Annotated entries:
━━━━━━━━
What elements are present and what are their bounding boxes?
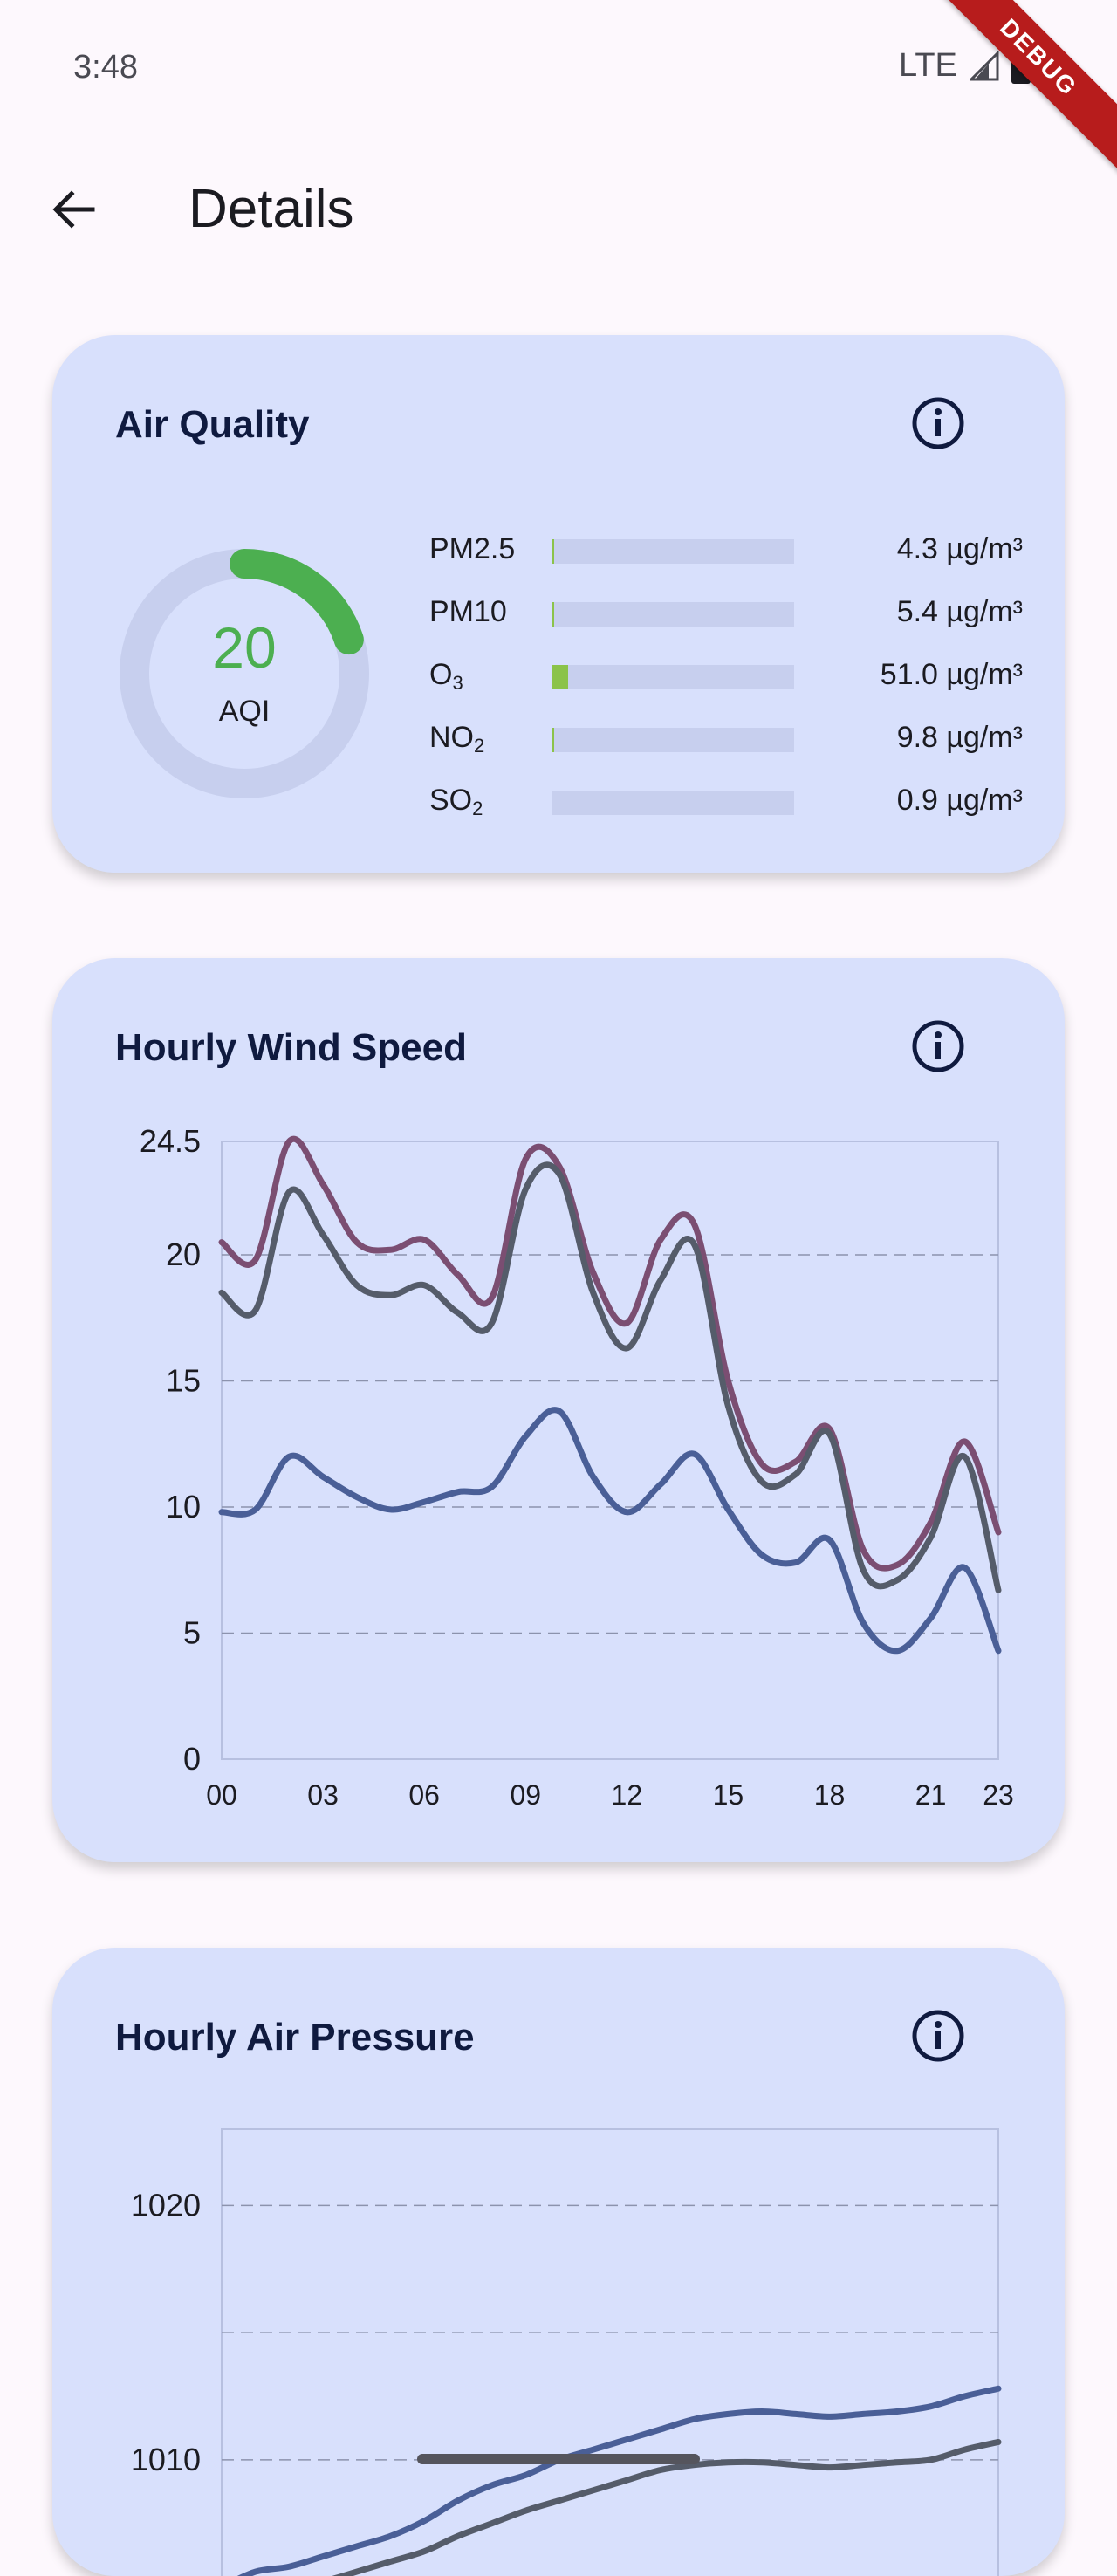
y-tick-label: 1020: [131, 2187, 201, 2223]
aqi-gauge: [120, 549, 369, 798]
info-icon[interactable]: [909, 1017, 967, 1075]
pollutant-value: 51.0 µg/m³: [880, 658, 1023, 691]
x-tick-label: 00: [206, 1779, 237, 1811]
pollutant-row-so2: SO2 0.9 µg/m³: [429, 780, 1023, 822]
pollutant-value: 0.9 µg/m³: [896, 784, 1023, 817]
pollutant-bar-fill: [552, 602, 554, 627]
pollutant-bar-fill: [552, 539, 554, 564]
wind-speed-card: Hourly Wind Speed 0 5 10 15 20 24.5 00 03 06 09 12…: [52, 958, 1065, 1862]
aqi-value: 20: [212, 615, 277, 680]
y-tick-label: 10: [166, 1489, 201, 1524]
pollutant-bar-fill: [552, 728, 554, 752]
air-pressure-chart: 1010 1020: [131, 2128, 1002, 2576]
pollutant-row-pm25: PM2.5 4.3 µg/m³: [429, 529, 1023, 571]
y-tick-label: 15: [166, 1363, 201, 1399]
x-tick-label: 09: [510, 1779, 541, 1811]
y-tick-label: 20: [166, 1237, 201, 1272]
signal-icon: [969, 51, 999, 80]
aqi-gauge-arc: [230, 549, 364, 655]
pollutant-row-pm10: PM10 5.4 µg/m³: [429, 592, 1023, 634]
x-tick-label: 18: [814, 1779, 846, 1811]
x-tick-label: 03: [307, 1779, 339, 1811]
page-title: Details: [188, 179, 354, 239]
aqi-label: AQI: [218, 695, 271, 728]
arrow-left-icon: [52, 190, 95, 229]
x-tick-label: 06: [408, 1779, 440, 1811]
pollutant-name: SO2: [429, 784, 483, 819]
pollutant-row-o3: O3 51.0 µg/m³: [429, 654, 1023, 696]
info-icon[interactable]: [909, 2007, 967, 2065]
wind-speed-title: Hourly Wind Speed: [115, 1026, 467, 1069]
pollutant-name: PM2.5: [429, 532, 516, 565]
series-line: [218, 1161, 1002, 1593]
app-bar: Details: [0, 148, 1117, 271]
info-icon[interactable]: [909, 394, 967, 452]
air-pressure-title: Hourly Air Pressure: [115, 2016, 475, 2059]
x-tick-label: 15: [713, 1779, 744, 1811]
y-tick-label: 0: [183, 1741, 201, 1777]
plot-frame: [221, 2128, 999, 2576]
pollutant-bar: [552, 602, 794, 627]
air-quality-card: Air Quality 20 AQI PM2.5 4.3 µg/m³ PM10 …: [52, 335, 1065, 873]
pollutant-name: O3: [429, 658, 463, 694]
series-line: [218, 1407, 1002, 1655]
pollutant-name: PM10: [429, 595, 507, 628]
plot-frame: [221, 1141, 999, 1760]
x-tick-label: 12: [612, 1779, 643, 1811]
pollutant-bar: [552, 728, 794, 752]
pollutant-name: NO2: [429, 721, 485, 757]
pollutant-row-no2: NO2 9.8 µg/m³: [429, 717, 1023, 759]
pollutant-bar-fill: [552, 665, 569, 689]
air-quality-title: Air Quality: [115, 403, 310, 446]
pollutant-value: 4.3 µg/m³: [896, 532, 1023, 565]
back-button[interactable]: [38, 175, 108, 244]
y-tick-label: 1010: [131, 2442, 201, 2477]
pollutant-value: 5.4 µg/m³: [896, 595, 1023, 628]
y-tick-label: 5: [183, 1615, 201, 1651]
wind-speed-chart: 0 5 10 15 20 24.5 00 03 06 09 12 15 18 21 23: [140, 1123, 1014, 1811]
pollutant-bar: [552, 665, 794, 689]
pollutant-bar: [552, 791, 794, 815]
air-pressure-card: Hourly Air Pressure 1010 1020: [52, 1948, 1065, 2576]
series-line: [218, 1135, 1002, 1572]
network-label: LTE: [899, 47, 957, 84]
home-indicator[interactable]: [417, 2454, 700, 2464]
x-tick-label: 21: [915, 1779, 947, 1811]
status-bar: 3:48 LTE DEBUG: [0, 0, 1117, 203]
pollutant-bar: [552, 539, 794, 564]
x-tick-label: 23: [983, 1779, 1014, 1811]
y-tick-label: 24.5: [140, 1123, 201, 1159]
pollutant-value: 9.8 µg/m³: [896, 721, 1023, 754]
status-time: 3:48: [73, 49, 138, 86]
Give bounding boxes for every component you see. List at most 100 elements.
━━━━━━━━
Description of the task |
Copy out every line of the records above word for word, omitting the pictures.

Solution for this task |
What elements are present and what are their bounding boxes?
y-tick-label: 1020: [131, 2187, 201, 2223]
aqi-gauge: [120, 549, 369, 798]
info-icon[interactable]: [909, 1017, 967, 1075]
pollutant-value: 51.0 µg/m³: [880, 658, 1023, 691]
x-tick-label: 00: [206, 1779, 237, 1811]
pollutant-row-so2: SO2 0.9 µg/m³: [429, 780, 1023, 822]
pollutant-value: 0.9 µg/m³: [896, 784, 1023, 817]
pollutant-bar-fill: [552, 602, 554, 627]
pollutant-bar-fill: [552, 539, 554, 564]
wind-speed-card: Hourly Wind Speed 0 5 10 15 20 24.5 00 03 06 09 12…: [52, 958, 1065, 1862]
aqi-value: 20: [212, 615, 277, 680]
y-tick-label: 10: [166, 1489, 201, 1524]
pollutant-bar-fill: [552, 728, 554, 752]
air-pressure-chart: 1010 1020: [131, 2128, 1002, 2576]
pollutant-row-pm25: PM2.5 4.3 µg/m³: [429, 529, 1023, 571]
y-tick-label: 15: [166, 1363, 201, 1399]
x-tick-label: 09: [510, 1779, 541, 1811]
y-tick-label: 20: [166, 1237, 201, 1272]
signal-icon: [969, 51, 999, 80]
aqi-gauge-arc: [230, 549, 364, 655]
pollutant-row-pm10: PM10 5.4 µg/m³: [429, 592, 1023, 634]
x-tick-label: 18: [814, 1779, 846, 1811]
x-tick-label: 03: [307, 1779, 339, 1811]
page-title: Details: [188, 179, 354, 239]
aqi-label: AQI: [218, 695, 271, 728]
arrow-left-icon: [52, 190, 95, 229]
x-tick-label: 06: [408, 1779, 440, 1811]
pollutant-name: SO2: [429, 784, 483, 819]
pollutant-row-o3: O3 51.0 µg/m³: [429, 654, 1023, 696]
info-icon[interactable]: [909, 2007, 967, 2065]
wind-speed-title: Hourly Wind Speed: [115, 1026, 467, 1069]
pollutant-name: PM2.5: [429, 532, 516, 565]
series-line: [218, 1161, 1002, 1593]
app-bar: Details: [0, 148, 1117, 271]
info-icon[interactable]: [909, 394, 967, 452]
air-pressure-title: Hourly Air Pressure: [115, 2016, 475, 2059]
x-tick-label: 15: [713, 1779, 744, 1811]
y-tick-label: 0: [183, 1741, 201, 1777]
plot-frame: [221, 2128, 999, 2576]
pollutant-bar: [552, 602, 794, 627]
air-quality-card: Air Quality 20 AQI PM2.5 4.3 µg/m³ PM10 …: [52, 335, 1065, 873]
pollutant-name: O3: [429, 658, 463, 694]
series-line: [218, 1407, 1002, 1655]
pollutant-name: PM10: [429, 595, 507, 628]
plot-frame: [221, 1141, 999, 1760]
x-tick-label: 12: [612, 1779, 643, 1811]
pollutant-bar: [552, 728, 794, 752]
pollutant-name: NO2: [429, 721, 485, 757]
pollutant-row-no2: NO2 9.8 µg/m³: [429, 717, 1023, 759]
pollutant-bar-fill: [552, 665, 569, 689]
air-quality-title: Air Quality: [115, 403, 310, 446]
pollutant-value: 4.3 µg/m³: [896, 532, 1023, 565]
back-button[interactable]: [38, 175, 108, 244]
y-tick-label: 1010: [131, 2442, 201, 2477]
pollutant-value: 5.4 µg/m³: [896, 595, 1023, 628]
y-tick-label: 5: [183, 1615, 201, 1651]
wind-speed-chart: 0 5 10 15 20 24.5 00 03 06 09 12 15 18 21 23: [140, 1123, 1014, 1811]
pollutant-bar: [552, 665, 794, 689]
pollutant-bar: [552, 791, 794, 815]
air-pressure-card: Hourly Air Pressure 1010 1020: [52, 1948, 1065, 2576]
series-line: [218, 1135, 1002, 1572]
network-label: LTE: [899, 47, 957, 84]
home-indicator[interactable]: [417, 2454, 700, 2464]
x-tick-label: 21: [915, 1779, 947, 1811]
status-bar: 3:48 LTE DEBUG: [0, 0, 1117, 203]
pollutant-bar: [552, 539, 794, 564]
x-tick-label: 23: [983, 1779, 1014, 1811]
y-tick-label: 24.5: [140, 1123, 201, 1159]
pollutant-value: 9.8 µg/m³: [896, 721, 1023, 754]
status-time: 3:48: [73, 49, 138, 86]
Give bounding boxes for every component you see. List at most 100 elements.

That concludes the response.